**Task statement**: Give all the lines below again, exactly, with no pictures.

**Extracted entries**:
++++++++

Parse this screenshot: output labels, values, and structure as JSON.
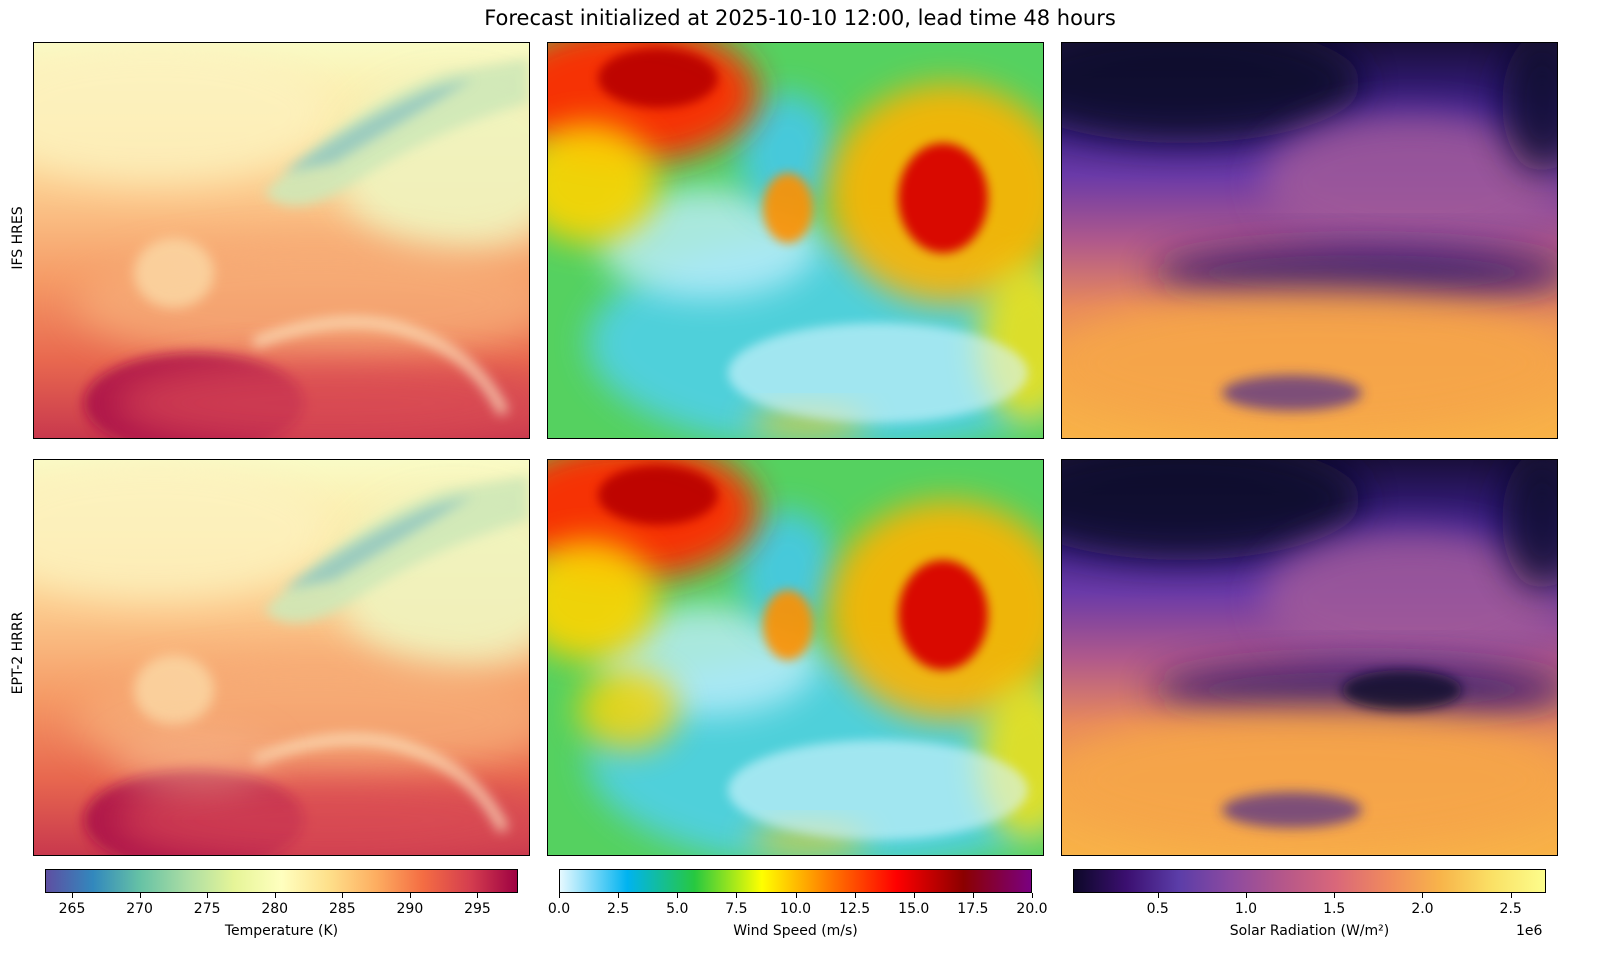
{
  "figure": {
    "title": "Forecast initialized at 2025-10-10 12:00, lead time 48 hours"
  },
  "rows": [
    "IFS HRES",
    "EPT-2 HRRR"
  ],
  "colors": {
    "temperature_cmap": [
      "#5e4fa2",
      "#3288bd",
      "#66c2a5",
      "#abdda4",
      "#e6f598",
      "#ffffbf",
      "#fee08b",
      "#fdae61",
      "#f46d43",
      "#d53e4f",
      "#9e0142"
    ],
    "wind_cmap": [
      "#e6f9ff",
      "#00b3f0",
      "#27c840",
      "#ffff00",
      "#ff7a00",
      "#ff0000",
      "#8b0000",
      "#7a0080"
    ],
    "solar_cmap": [
      "#0d0829",
      "#3b0f70",
      "#5b3da8",
      "#8c4aa0",
      "#b5578a",
      "#d9677a",
      "#f08a5d",
      "#f8b44a",
      "#fae166",
      "#fcfd8c"
    ]
  },
  "chart_data": [
    {
      "type": "heatmap",
      "row": "IFS HRES",
      "column": "Temperature",
      "colorbar_label": "Temperature (K)",
      "vmin": 263,
      "vmax": 298,
      "ticks": [
        265,
        270,
        275,
        280,
        285,
        290,
        295
      ],
      "region_summary": {
        "north_scandinavia": 272,
        "northwest_atlantic": 281,
        "central_europe": 285,
        "iberia_south": 297,
        "mediterranean": 293
      }
    },
    {
      "type": "heatmap",
      "row": "IFS HRES",
      "column": "Wind Speed",
      "colorbar_label": "Wind Speed (m/s)",
      "vmin": 0.0,
      "vmax": 20.0,
      "ticks": [
        "0.0",
        "2.5",
        "5.0",
        "7.5",
        "10.0",
        "12.5",
        "15.0",
        "17.5",
        "20.0"
      ],
      "region_summary": {
        "north_atlantic_jet": 17,
        "eastern_europe_max": 16,
        "central_europe": 4,
        "mediterranean": 3
      }
    },
    {
      "type": "heatmap",
      "row": "IFS HRES",
      "column": "Solar Radiation",
      "colorbar_label": "Solar Radiation (W/m²)",
      "scale_offset": "1e6",
      "vmin": 0.02,
      "vmax": 2.7,
      "ticks": [
        "0.5",
        "1.0",
        "1.5",
        "2.0",
        "2.5"
      ],
      "region_summary": {
        "north": 0.3,
        "central": 1.1,
        "south": 2.0
      }
    },
    {
      "type": "heatmap",
      "row": "EPT-2 HRRR",
      "column": "Temperature",
      "colorbar_label": "Temperature (K)",
      "vmin": 263,
      "vmax": 298,
      "region_summary": {
        "north_scandinavia": 272,
        "northwest_atlantic": 281,
        "central_europe": 285,
        "iberia_south": 297,
        "mediterranean": 292
      }
    },
    {
      "type": "heatmap",
      "row": "EPT-2 HRRR",
      "column": "Wind Speed",
      "colorbar_label": "Wind Speed (m/s)",
      "vmin": 0.0,
      "vmax": 20.0,
      "region_summary": {
        "north_atlantic_jet": 16,
        "eastern_europe_max": 15,
        "central_europe": 5,
        "mediterranean": 3
      }
    },
    {
      "type": "heatmap",
      "row": "EPT-2 HRRR",
      "column": "Solar Radiation",
      "colorbar_label": "Solar Radiation (W/m²)",
      "vmin": 0.02,
      "vmax": 2.7,
      "region_summary": {
        "north": 0.25,
        "central": 1.0,
        "south": 2.0
      }
    }
  ]
}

++++++++

**Output**:
Parse this screenshot: output labels, values, and structure as JSON.
{
  "figure": {
    "title": "Forecast initialized at 2025-10-10 12:00, lead time 48 hours"
  },
  "rows": [
    "IFS HRES",
    "EPT-2 HRRR"
  ],
  "colors": {
    "temperature_cmap": [
      "#5e4fa2",
      "#3288bd",
      "#66c2a5",
      "#abdda4",
      "#e6f598",
      "#ffffbf",
      "#fee08b",
      "#fdae61",
      "#f46d43",
      "#d53e4f",
      "#9e0142"
    ],
    "wind_cmap": [
      "#e6f9ff",
      "#00b3f0",
      "#27c840",
      "#ffff00",
      "#ff7a00",
      "#ff0000",
      "#8b0000",
      "#7a0080"
    ],
    "solar_cmap": [
      "#0d0829",
      "#3b0f70",
      "#5b3da8",
      "#8c4aa0",
      "#b5578a",
      "#d9677a",
      "#f08a5d",
      "#f8b44a",
      "#fae166",
      "#fcfd8c"
    ]
  },
  "chart_data": [
    {
      "type": "heatmap",
      "row": "IFS HRES",
      "column": "Temperature",
      "colorbar_label": "Temperature (K)",
      "vmin": 263,
      "vmax": 298,
      "ticks": [
        265,
        270,
        275,
        280,
        285,
        290,
        295
      ],
      "region_summary": {
        "north_scandinavia": 272,
        "northwest_atlantic": 281,
        "central_europe": 285,
        "iberia_south": 297,
        "mediterranean": 293
      }
    },
    {
      "type": "heatmap",
      "row": "IFS HRES",
      "column": "Wind Speed",
      "colorbar_label": "Wind Speed (m/s)",
      "vmin": 0.0,
      "vmax": 20.0,
      "ticks": [
        "0.0",
        "2.5",
        "5.0",
        "7.5",
        "10.0",
        "12.5",
        "15.0",
        "17.5",
        "20.0"
      ],
      "region_summary": {
        "north_atlantic_jet": 17,
        "eastern_europe_max": 16,
        "central_europe": 4,
        "mediterranean": 3
      }
    },
    {
      "type": "heatmap",
      "row": "IFS HRES",
      "column": "Solar Radiation",
      "colorbar_label": "Solar Radiation (W/m²)",
      "scale_offset": "1e6",
      "vmin": 0.02,
      "vmax": 2.7,
      "ticks": [
        "0.5",
        "1.0",
        "1.5",
        "2.0",
        "2.5"
      ],
      "region_summary": {
        "north": 0.3,
        "central": 1.1,
        "south": 2.0
      }
    },
    {
      "type": "heatmap",
      "row": "EPT-2 HRRR",
      "column": "Temperature",
      "colorbar_label": "Temperature (K)",
      "vmin": 263,
      "vmax": 298,
      "region_summary": {
        "north_scandinavia": 272,
        "northwest_atlantic": 281,
        "central_europe": 285,
        "iberia_south": 297,
        "mediterranean": 292
      }
    },
    {
      "type": "heatmap",
      "row": "EPT-2 HRRR",
      "column": "Wind Speed",
      "colorbar_label": "Wind Speed (m/s)",
      "vmin": 0.0,
      "vmax": 20.0,
      "region_summary": {
        "north_atlantic_jet": 16,
        "eastern_europe_max": 15,
        "central_europe": 5,
        "mediterranean": 3
      }
    },
    {
      "type": "heatmap",
      "row": "EPT-2 HRRR",
      "column": "Solar Radiation",
      "colorbar_label": "Solar Radiation (W/m²)",
      "vmin": 0.02,
      "vmax": 2.7,
      "region_summary": {
        "north": 0.25,
        "central": 1.0,
        "south": 2.0
      }
    }
  ]
}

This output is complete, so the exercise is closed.